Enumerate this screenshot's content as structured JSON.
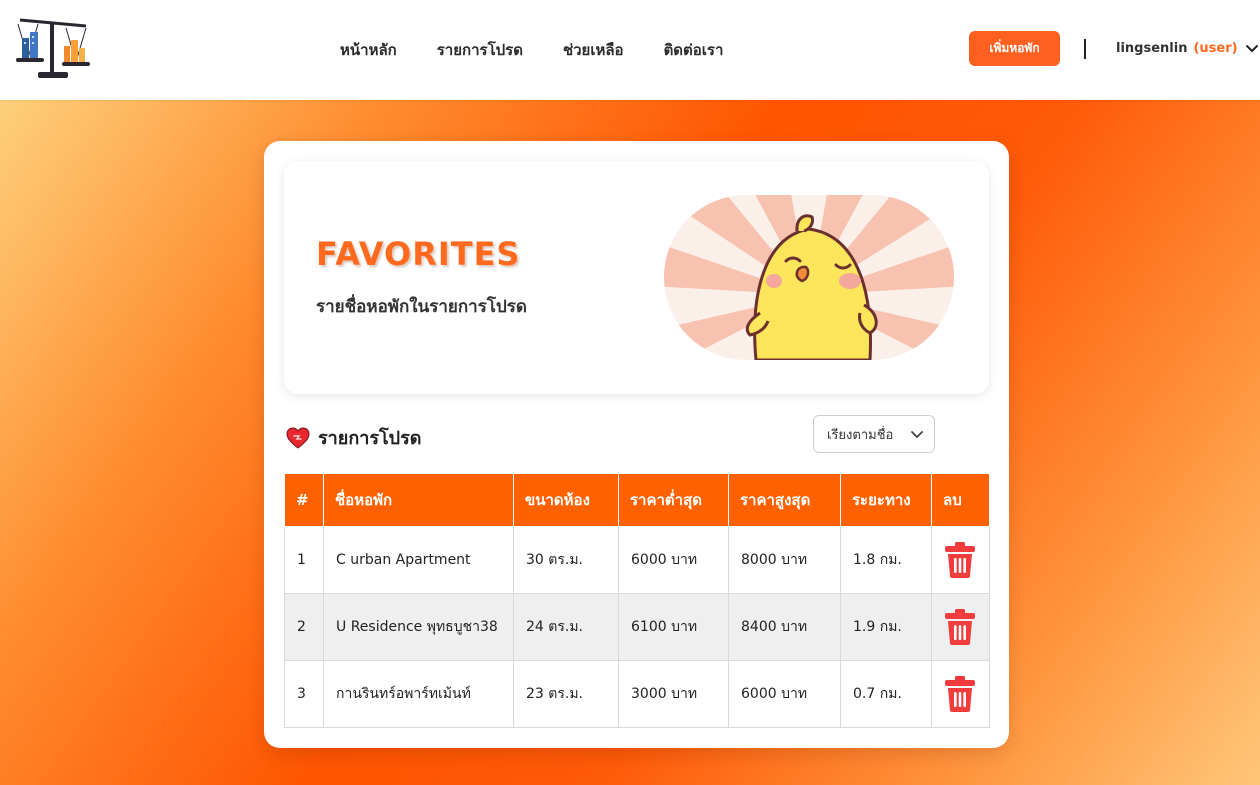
{
  "nav": {
    "links": [
      "หน้าหลัก",
      "รายการโปรด",
      "ช่วยเหลือ",
      "ติดต่อเรา"
    ],
    "add_button": "เพิ่มหอพัก",
    "user": "lingsenlin",
    "role": "(user)"
  },
  "hero": {
    "title": "FAVORITES",
    "subtitle": "รายชื่อหอพักในรายการโปรด"
  },
  "list": {
    "title": "รายการโปรด",
    "sort_label": "เรียงตามชื่อ"
  },
  "table": {
    "headers": [
      "#",
      "ชื่อหอพัก",
      "ขนาดห้อง",
      "ราคาต่ำสุด",
      "ราคาสูงสุด",
      "ระยะทาง",
      "ลบ"
    ],
    "rows": [
      {
        "num": "1",
        "name": "C urban Apartment",
        "size": "30 ตร.ม.",
        "min_price": "6000 บาท",
        "max_price": "8000 บาท",
        "distance": "1.8 กม."
      },
      {
        "num": "2",
        "name": "U Residence พุทธบูชา38",
        "size": "24 ตร.ม.",
        "min_price": "6100 บาท",
        "max_price": "8400 บาท",
        "distance": "1.9 กม."
      },
      {
        "num": "3",
        "name": "กานรินทร์อพาร์ทเม้นท์",
        "size": "23 ตร.ม.",
        "min_price": "3000 บาท",
        "max_price": "6000 บาท",
        "distance": "0.7 กม."
      }
    ]
  },
  "colors": {
    "accent": "#ff5f1f",
    "table_header": "#ff6000",
    "delete": "#f23c3c"
  },
  "icons": {
    "logo": "scale-buildings-logo",
    "user_menu": "chevron-down-icon",
    "list": "heart-icon",
    "delete": "trash-icon"
  }
}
#####
■ Objective
Output the entries above exactly, without their pictures.

■ The solution
Enumerate this screenshot's content as structured JSON.
{
  "nav": {
    "links": [
      "หน้าหลัก",
      "รายการโปรด",
      "ช่วยเหลือ",
      "ติดต่อเรา"
    ],
    "add_button": "เพิ่มหอพัก",
    "user": "lingsenlin",
    "role": "(user)"
  },
  "hero": {
    "title": "FAVORITES",
    "subtitle": "รายชื่อหอพักในรายการโปรด"
  },
  "list": {
    "title": "รายการโปรด",
    "sort_label": "เรียงตามชื่อ"
  },
  "table": {
    "headers": [
      "#",
      "ชื่อหอพัก",
      "ขนาดห้อง",
      "ราคาต่ำสุด",
      "ราคาสูงสุด",
      "ระยะทาง",
      "ลบ"
    ],
    "rows": [
      {
        "num": "1",
        "name": "C urban Apartment",
        "size": "30 ตร.ม.",
        "min_price": "6000 บาท",
        "max_price": "8000 บาท",
        "distance": "1.8 กม."
      },
      {
        "num": "2",
        "name": "U Residence พุทธบูชา38",
        "size": "24 ตร.ม.",
        "min_price": "6100 บาท",
        "max_price": "8400 บาท",
        "distance": "1.9 กม."
      },
      {
        "num": "3",
        "name": "กานรินทร์อพาร์ทเม้นท์",
        "size": "23 ตร.ม.",
        "min_price": "3000 บาท",
        "max_price": "6000 บาท",
        "distance": "0.7 กม."
      }
    ]
  },
  "colors": {
    "accent": "#ff5f1f",
    "table_header": "#ff6000",
    "delete": "#f23c3c"
  },
  "icons": {
    "logo": "scale-buildings-logo",
    "user_menu": "chevron-down-icon",
    "list": "heart-icon",
    "delete": "trash-icon"
  }
}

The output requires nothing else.